> [Goal] Work out how many lines hold the string "ylabel". Give that number and nothing more.

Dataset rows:
-------------------------

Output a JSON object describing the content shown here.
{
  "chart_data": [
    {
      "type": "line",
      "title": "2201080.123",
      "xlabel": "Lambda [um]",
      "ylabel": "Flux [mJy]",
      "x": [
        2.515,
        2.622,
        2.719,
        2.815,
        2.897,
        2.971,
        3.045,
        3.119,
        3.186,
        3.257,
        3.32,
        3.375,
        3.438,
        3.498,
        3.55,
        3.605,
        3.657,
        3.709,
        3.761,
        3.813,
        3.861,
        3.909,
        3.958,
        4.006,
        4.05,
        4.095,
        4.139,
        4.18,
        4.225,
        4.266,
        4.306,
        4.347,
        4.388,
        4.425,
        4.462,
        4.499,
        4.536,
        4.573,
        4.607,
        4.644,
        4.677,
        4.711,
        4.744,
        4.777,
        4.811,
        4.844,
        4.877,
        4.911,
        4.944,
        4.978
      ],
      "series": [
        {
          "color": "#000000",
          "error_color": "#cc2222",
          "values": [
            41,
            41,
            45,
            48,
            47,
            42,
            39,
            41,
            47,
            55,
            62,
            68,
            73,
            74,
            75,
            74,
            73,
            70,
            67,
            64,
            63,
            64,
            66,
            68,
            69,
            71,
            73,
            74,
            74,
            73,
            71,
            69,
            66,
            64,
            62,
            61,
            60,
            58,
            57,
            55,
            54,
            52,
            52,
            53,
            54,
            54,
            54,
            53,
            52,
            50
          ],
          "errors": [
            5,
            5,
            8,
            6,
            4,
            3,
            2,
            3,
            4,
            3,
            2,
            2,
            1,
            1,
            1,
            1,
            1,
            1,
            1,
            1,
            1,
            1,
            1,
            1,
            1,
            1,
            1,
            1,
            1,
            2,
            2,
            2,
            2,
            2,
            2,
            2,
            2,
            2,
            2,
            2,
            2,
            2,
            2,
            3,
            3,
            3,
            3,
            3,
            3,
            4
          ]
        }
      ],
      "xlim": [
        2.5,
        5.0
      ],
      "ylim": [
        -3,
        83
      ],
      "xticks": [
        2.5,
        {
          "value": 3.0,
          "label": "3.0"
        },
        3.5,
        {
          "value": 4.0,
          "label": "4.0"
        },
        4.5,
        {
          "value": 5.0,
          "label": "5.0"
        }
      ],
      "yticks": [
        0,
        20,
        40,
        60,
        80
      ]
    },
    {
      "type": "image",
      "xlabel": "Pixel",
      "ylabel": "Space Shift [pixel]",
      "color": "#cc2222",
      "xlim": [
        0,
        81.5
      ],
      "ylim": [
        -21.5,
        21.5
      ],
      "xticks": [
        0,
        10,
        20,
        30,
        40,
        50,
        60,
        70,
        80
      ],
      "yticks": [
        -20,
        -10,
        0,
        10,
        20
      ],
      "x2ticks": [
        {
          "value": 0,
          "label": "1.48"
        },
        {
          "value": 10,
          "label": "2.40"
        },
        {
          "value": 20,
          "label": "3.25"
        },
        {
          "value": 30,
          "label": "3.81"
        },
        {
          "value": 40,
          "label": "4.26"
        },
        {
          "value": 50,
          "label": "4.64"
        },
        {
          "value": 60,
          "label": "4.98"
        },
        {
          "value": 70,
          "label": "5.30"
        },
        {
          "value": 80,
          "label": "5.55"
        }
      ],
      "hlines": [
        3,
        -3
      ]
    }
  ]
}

-------------------------

> [Solution for this task] 2